====== Source records
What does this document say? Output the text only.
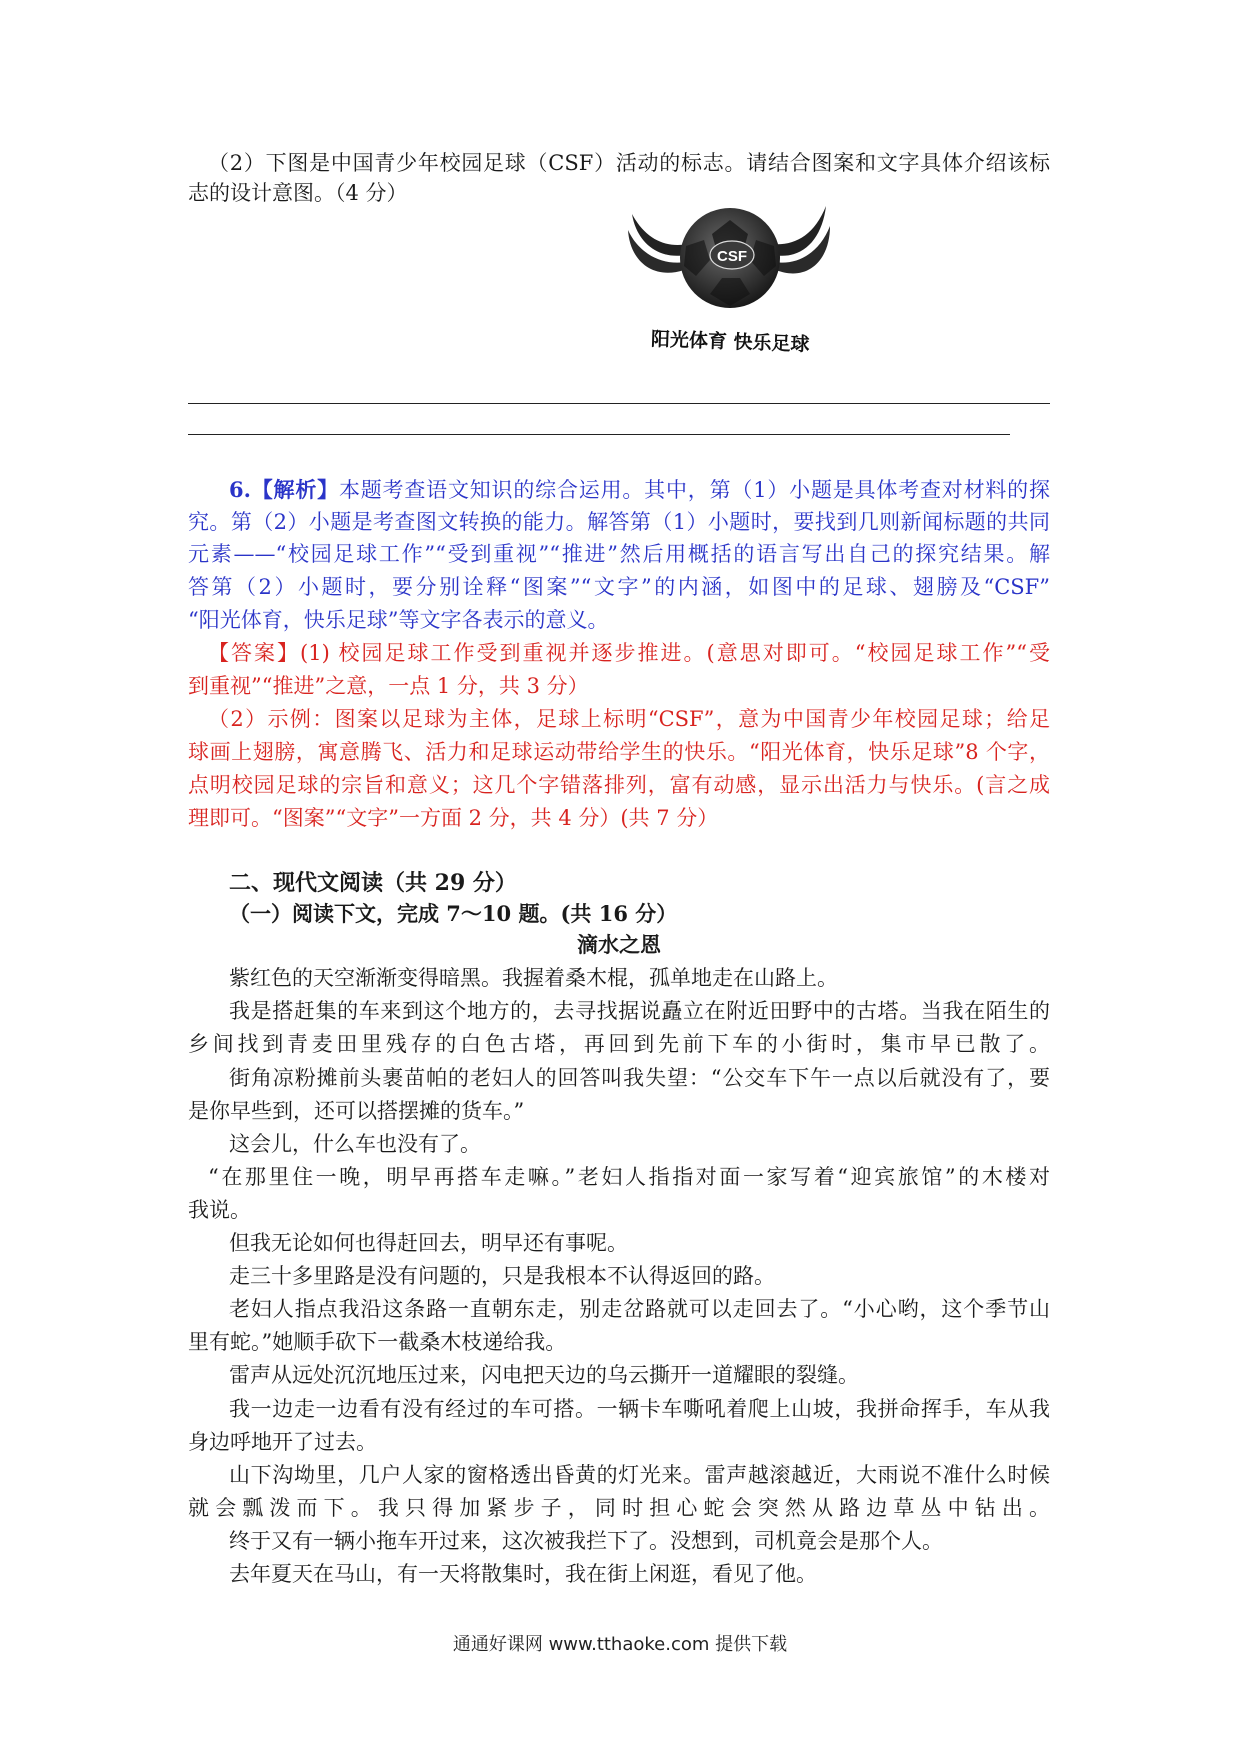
（2）下图是中国青少年校园足球（CSF）活动的标志。请结合图案和文字具体介绍该标
志的设计意图。（4 分）
CSF
阳光体育 快乐足球
6.【解析】本题考查语文知识的综合运用。其中，第（1）小题是具体考查对材料的探
究。第（2）小题是考查图文转换的能力。解答第（1）小题时，要找到几则新闻标题的共同
元素——“校园足球工作”“受到重视”“推进”然后用概括的语言写出自己的探究结果。解
答第（2）小题时，要分别诠释“图案”“文字”的内涵，如图中的足球、翅膀及“CSF”
“阳光体育，快乐足球”等文字各表示的意义。
【答案】(1) 校园足球工作受到重视并逐步推进。(意思对即可。“校园足球工作”“受
到重视”“推进”之意，一点 1 分，共 3 分）
（2）示例：图案以足球为主体，足球上标明“CSF”，意为中国青少年校园足球；给足
球画上翅膀，寓意腾飞、活力和足球运动带给学生的快乐。“阳光体育，快乐足球”8 个字，
点明校园足球的宗旨和意义；这几个字错落排列，富有动感，显示出活力与快乐。(言之成
理即可。“图案”“文字”一方面 2 分，共 4 分）(共 7 分）
二、现代文阅读（共 29 分）
（一）阅读下文，完成 7～10 题。(共 16 分）
滴水之恩
紫红色的天空渐渐变得暗黑。我握着桑木棍，孤单地走在山路上。
我是搭赶集的车来到这个地方的，去寻找据说矗立在附近田野中的古塔。当我在陌生的
乡间找到青麦田里残存的白色古塔，再回到先前下车的小街时，集市早已散了。
街角凉粉摊前头裹苗帕的老妇人的回答叫我失望：“公交车下午一点以后就没有了，要
是你早些到，还可以搭摆摊的货车。”
这会儿，什么车也没有了。
“在那里住一晚，明早再搭车走嘛。”老妇人指指对面一家写着“迎宾旅馆”的木楼对
我说。
但我无论如何也得赶回去，明早还有事呢。
走三十多里路是没有问题的，只是我根本不认得返回的路。
老妇人指点我沿这条路一直朝东走，别走岔路就可以走回去了。“小心哟，这个季节山
里有蛇。”她顺手砍下一截桑木枝递给我。
雷声从远处沉沉地压过来，闪电把天边的乌云撕开一道耀眼的裂缝。
我一边走一边看有没有经过的车可搭。一辆卡车嘶吼着爬上山坡，我拼命挥手，车从我
身边呼地开了过去。
山下沟坳里，几户人家的窗格透出昏黄的灯光来。雷声越滚越近，大雨说不准什么时候
就会瓢泼而下。我只得加紧步子，同时担心蛇会突然从路边草丛中钻出。
终于又有一辆小拖车开过来，这次被我拦下了。没想到，司机竟会是那个人。
去年夏天在马山，有一天将散集时，我在街上闲逛，看见了他。
通通好课网 www.tthaoke.com 提供下载
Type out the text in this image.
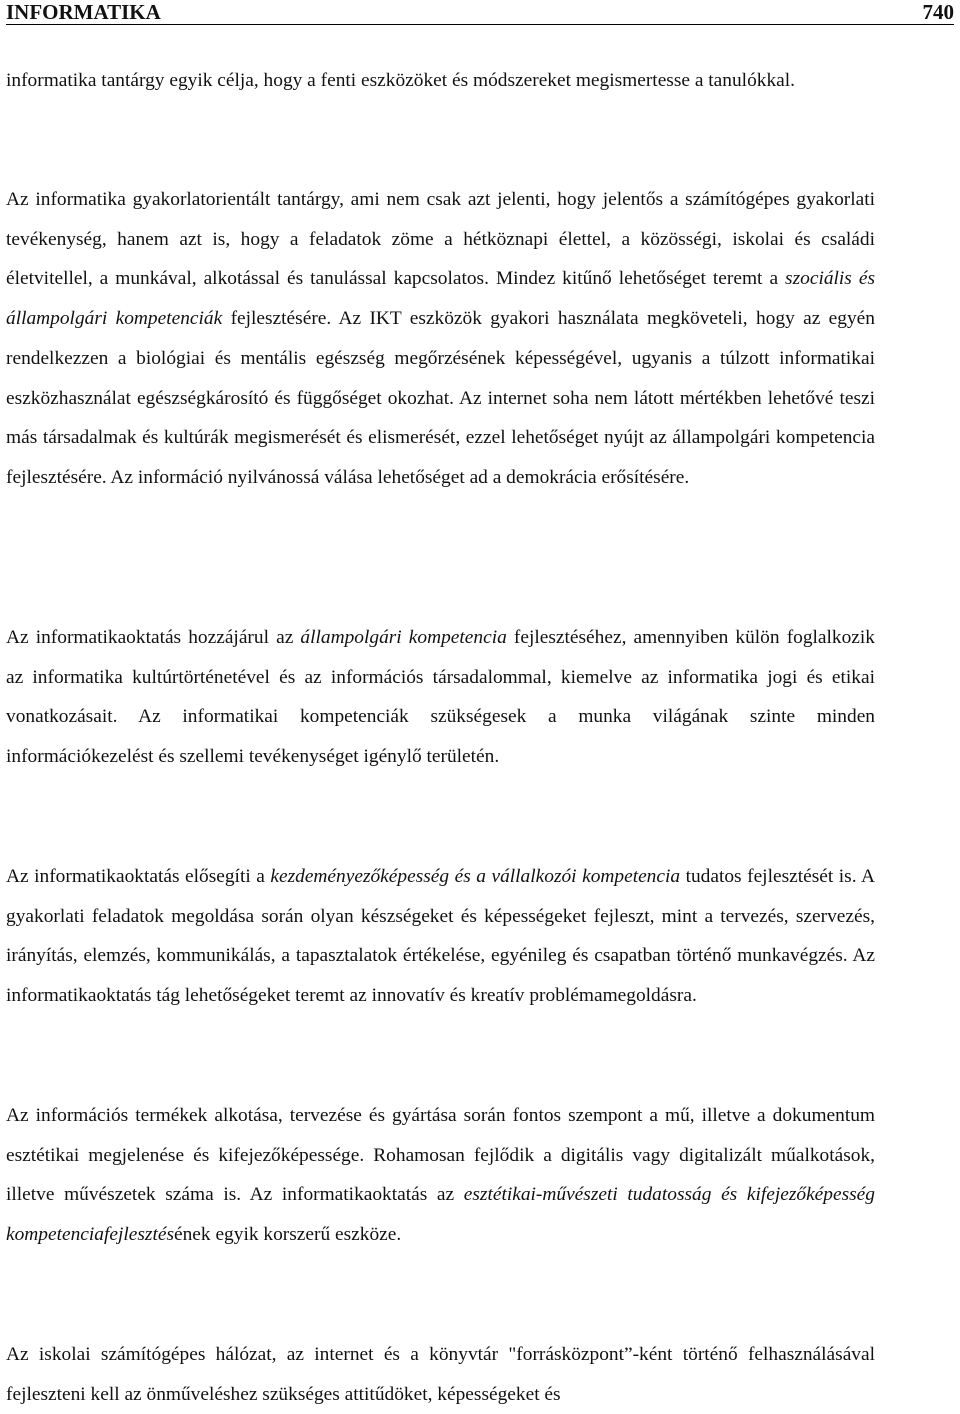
INFORMATIKA	740

informatika tantárgy egyik célja, hogy a fenti eszközöket és módszereket megismertesse a tanulókkal.

Az informatika gyakorlatorientált tantárgy, ami nem csak azt jelenti, hogy jelentős a számítógépes gyakorlati tevékenység, hanem azt is, hogy a feladatok zöme a hétköznapi élettel, a közösségi, iskolai és családi életvitellel, a munkával, alkotással és tanulással kapcsolatos. Mindez kitűnő lehetőséget teremt a szociális és állampolgári kompetenciák fejlesztésére. Az IKT eszközök gyakori használata megköveteli, hogy az egyén rendelkezzen a biológiai és mentális egészség megőrzésének képességével, ugyanis a túlzott informatikai eszközhasználat egészségkárosító és függőséget okozhat. Az internet soha nem látott mértékben lehetővé teszi más társadalmak és kultúrák megismerését és elismerését, ezzel lehetőséget nyújt az állampolgári kompetencia fejlesztésére. Az információ nyilvánossá válása lehetőséget ad a demokrácia erősítésére.

Az informatikaoktatás hozzájárul az állampolgári kompetencia fejlesztéséhez, amennyiben külön foglalkozik az informatika kultúrtörténetével és az információs társadalommal, kiemelve az informatika jogi és etikai vonatkozásait. Az informatikai kompetenciák szükségesek a munka világának szinte minden információkezelést és szellemi tevékenységet igénylő területén.

Az informatikaoktatás elősegíti a kezdeményezőképesség és a vállalkozói kompetencia tudatos fejlesztését is. A gyakorlati feladatok megoldása során olyan készségeket és képességeket fejleszt, mint a tervezés, szervezés, irányítás, elemzés, kommunikálás, a tapasztalatok értékelése, egyénileg és csapatban történő munkavégzés. Az informatikaoktatás tág lehetőségeket teremt az innovatív és kreatív problémamegoldásra.

Az információs termékek alkotása, tervezése és gyártása során fontos szempont a mű, illetve a dokumentum esztétikai megjelenése és kifejezőképessége. Rohamosan fejlődik a digitális vagy digitalizált műalkotások, illetve művészetek száma is. Az informatikaoktatás az esztétikai-művészeti tudatosság és kifejezőképesség kompetenciafejlesztésének egyik korszerű eszköze.

Az iskolai számítógépes hálózat, az internet és a könyvtár "forrásközpont”-ként történő felhasználásával fejleszteni kell az önműveléshez szükséges attitűdöket, képességeket és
============
Instruction:
Restate each entry word for word, please, but drop any images it holds.

Correct result:
What does this document say? Output the text only.
（2）下图是中国青少年校园足球（CSF）活动的标志。请结合图案和文字具体介绍该标
志的设计意图。（4 分）
CSF
阳光体育 快乐足球
6.【解析】本题考查语文知识的综合运用。其中，第（1）小题是具体考查对材料的探
究。第（2）小题是考查图文转换的能力。解答第（1）小题时，要找到几则新闻标题的共同
元素——“校园足球工作”“受到重视”“推进”然后用概括的语言写出自己的探究结果。解
答第（2）小题时，要分别诠释“图案”“文字”的内涵，如图中的足球、翅膀及“CSF”
“阳光体育，快乐足球”等文字各表示的意义。
【答案】(1) 校园足球工作受到重视并逐步推进。(意思对即可。“校园足球工作”“受
到重视”“推进”之意，一点 1 分，共 3 分）
（2）示例：图案以足球为主体，足球上标明“CSF”，意为中国青少年校园足球；给足
球画上翅膀，寓意腾飞、活力和足球运动带给学生的快乐。“阳光体育，快乐足球”8 个字，
点明校园足球的宗旨和意义；这几个字错落排列，富有动感，显示出活力与快乐。(言之成
理即可。“图案”“文字”一方面 2 分，共 4 分）(共 7 分）
二、现代文阅读（共 29 分）
（一）阅读下文，完成 7～10 题。(共 16 分）
滴水之恩
紫红色的天空渐渐变得暗黑。我握着桑木棍，孤单地走在山路上。
我是搭赶集的车来到这个地方的，去寻找据说矗立在附近田野中的古塔。当我在陌生的
乡间找到青麦田里残存的白色古塔，再回到先前下车的小街时，集市早已散了。
街角凉粉摊前头裹苗帕的老妇人的回答叫我失望：“公交车下午一点以后就没有了，要
是你早些到，还可以搭摆摊的货车。”
这会儿，什么车也没有了。
“在那里住一晚，明早再搭车走嘛。”老妇人指指对面一家写着“迎宾旅馆”的木楼对
我说。
但我无论如何也得赶回去，明早还有事呢。
走三十多里路是没有问题的，只是我根本不认得返回的路。
老妇人指点我沿这条路一直朝东走，别走岔路就可以走回去了。“小心哟，这个季节山
里有蛇。”她顺手砍下一截桑木枝递给我。
雷声从远处沉沉地压过来，闪电把天边的乌云撕开一道耀眼的裂缝。
我一边走一边看有没有经过的车可搭。一辆卡车嘶吼着爬上山坡，我拼命挥手，车从我
身边呼地开了过去。
山下沟坳里，几户人家的窗格透出昏黄的灯光来。雷声越滚越近，大雨说不准什么时候
就会瓢泼而下。我只得加紧步子，同时担心蛇会突然从路边草丛中钻出。
终于又有一辆小拖车开过来，这次被我拦下了。没想到，司机竟会是那个人。
去年夏天在马山，有一天将散集时，我在街上闲逛，看见了他。
通通好课网 www.tthaoke.com 提供下载
Type out the text in this image.
INFORMATIKA	740

informatika tantárgy egyik célja, hogy a fenti eszközöket és módszereket megismertesse a tanulókkal.

Az informatika gyakorlatorientált tantárgy, ami nem csak azt jelenti, hogy jelentős a számítógépes gyakorlati tevékenység, hanem azt is, hogy a feladatok zöme a hétköznapi élettel, a közösségi, iskolai és családi életvitellel, a munkával, alkotással és tanulással kapcsolatos. Mindez kitűnő lehetőséget teremt a szociális és állampolgári kompetenciák fejlesztésére. Az IKT eszközök gyakori használata megköveteli, hogy az egyén rendelkezzen a biológiai és mentális egészség megőrzésének képességével, ugyanis a túlzott informatikai eszközhasználat egészségkárosító és függőséget okozhat. Az internet soha nem látott mértékben lehetővé teszi más társadalmak és kultúrák megismerését és elismerését, ezzel lehetőséget nyújt az állampolgári kompetencia fejlesztésére. Az információ nyilvánossá válása lehetőséget ad a demokrácia erősítésére.

Az informatikaoktatás hozzájárul az állampolgári kompetencia fejlesztéséhez, amennyiben külön foglalkozik az informatika kultúrtörténetével és az információs társadalommal, kiemelve az informatika jogi és etikai vonatkozásait. Az informatikai kompetenciák szükségesek a munka világának szinte minden információkezelést és szellemi tevékenységet igénylő területén.

Az informatikaoktatás elősegíti a kezdeményezőképesség és a vállalkozói kompetencia tudatos fejlesztését is. A gyakorlati feladatok megoldása során olyan készségeket és képességeket fejleszt, mint a tervezés, szervezés, irányítás, elemzés, kommunikálás, a tapasztalatok értékelése, egyénileg és csapatban történő munkavégzés. Az informatikaoktatás tág lehetőségeket teremt az innovatív és kreatív problémamegoldásra.

Az információs termékek alkotása, tervezése és gyártása során fontos szempont a mű, illetve a dokumentum esztétikai megjelenése és kifejezőképessége. Rohamosan fejlődik a digitális vagy digitalizált műalkotások, illetve művészetek száma is. Az informatikaoktatás az esztétikai-művészeti tudatosság és kifejezőképesség kompetenciafejlesztésének egyik korszerű eszköze.

Az iskolai számítógépes hálózat, az internet és a könyvtár "forrásközpont”-ként történő felhasználásával fejleszteni kell az önműveléshez szükséges attitűdöket, képességeket és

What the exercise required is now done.